OBJECTIVE:
Can you find the lines of the listing that include "name" and copy every one?

[Items from a dataset]
..............................

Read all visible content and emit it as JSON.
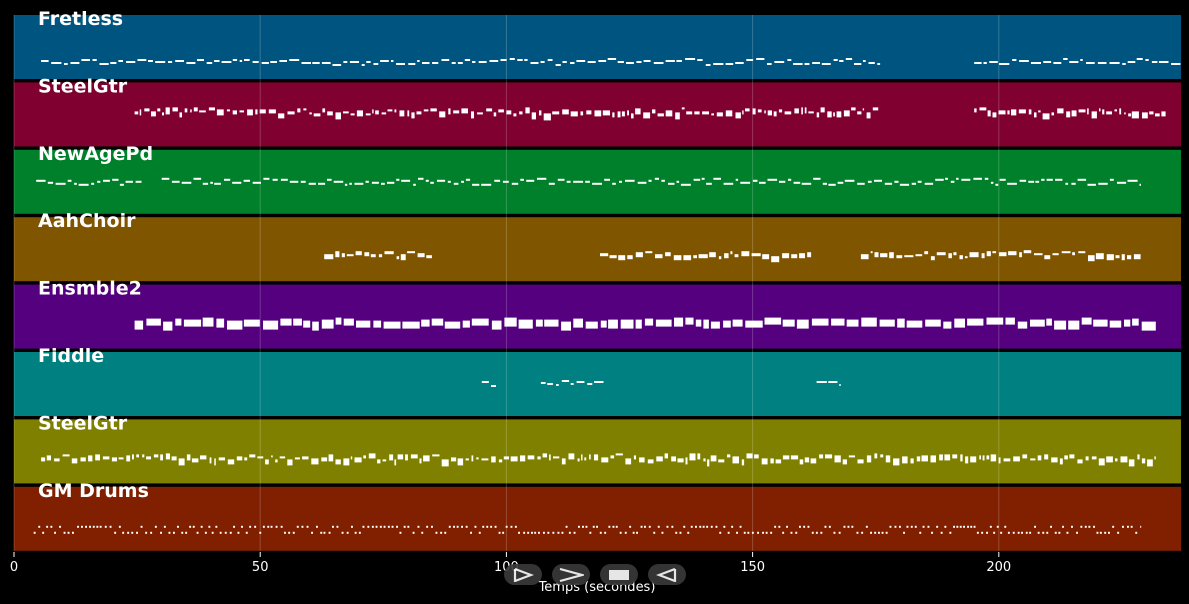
{
  "chart_data": {
    "type": "piano-roll",
    "title": "",
    "xlabel": "Temps (secondes)",
    "ylabel": "",
    "xlim": [
      0,
      237
    ],
    "xticks": [
      0,
      50,
      100,
      150,
      200
    ],
    "grid": true,
    "tracks": [
      {
        "name": "Fretless",
        "color": "#005580",
        "segments": [
          [
            5.5,
            176
          ],
          [
            195,
            228
          ],
          [
            228,
            237
          ]
        ],
        "style": "melody-low"
      },
      {
        "name": "SteelGtr",
        "color": "#80002f",
        "segments": [
          [
            24.5,
            176
          ],
          [
            195,
            227
          ],
          [
            227,
            234
          ]
        ],
        "style": "chords-mid"
      },
      {
        "name": "NewAgePd",
        "color": "#00802a",
        "segments": [
          [
            4.5,
            26
          ],
          [
            30,
            229
          ]
        ],
        "style": "melody-mid"
      },
      {
        "name": "AahChoir",
        "color": "#805500",
        "segments": [
          [
            63,
            85
          ],
          [
            119,
            162
          ],
          [
            172,
            229
          ]
        ],
        "style": "chords-high"
      },
      {
        "name": "Ensmble2",
        "color": "#55007f",
        "segments": [
          [
            24.5,
            232
          ]
        ],
        "style": "thick"
      },
      {
        "name": "Fiddle",
        "color": "#008080",
        "segments": [
          [
            95,
            98
          ],
          [
            107,
            120
          ],
          [
            163,
            168
          ]
        ],
        "style": "fiddle"
      },
      {
        "name": "SteelGtr",
        "color": "#808000",
        "segments": [
          [
            5.5,
            232
          ]
        ],
        "style": "chords-low"
      },
      {
        "name": "GM Drums",
        "color": "#802000",
        "segments": [
          [
            4,
            229
          ]
        ],
        "style": "drums"
      }
    ]
  },
  "controls": [
    {
      "name": "play-button",
      "icon": "play-icon"
    },
    {
      "name": "forward-button",
      "icon": "forward-icon"
    },
    {
      "name": "stop-button",
      "icon": "stop-icon"
    },
    {
      "name": "rewind-button",
      "icon": "rewind-icon"
    }
  ]
}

..............................

THE RESULT:
        "name": "Fretless",
        "name": "SteelGtr",
        "name": "NewAgePd",
        "name": "AahChoir",
        "name": "Ensmble2",
        "name": "Fiddle",
        "name": "SteelGtr",
        "name": "GM Drums",
      "name": "play-button",
      "name": "forward-button",
      "name": "stop-button",
      "name": "rewind-button",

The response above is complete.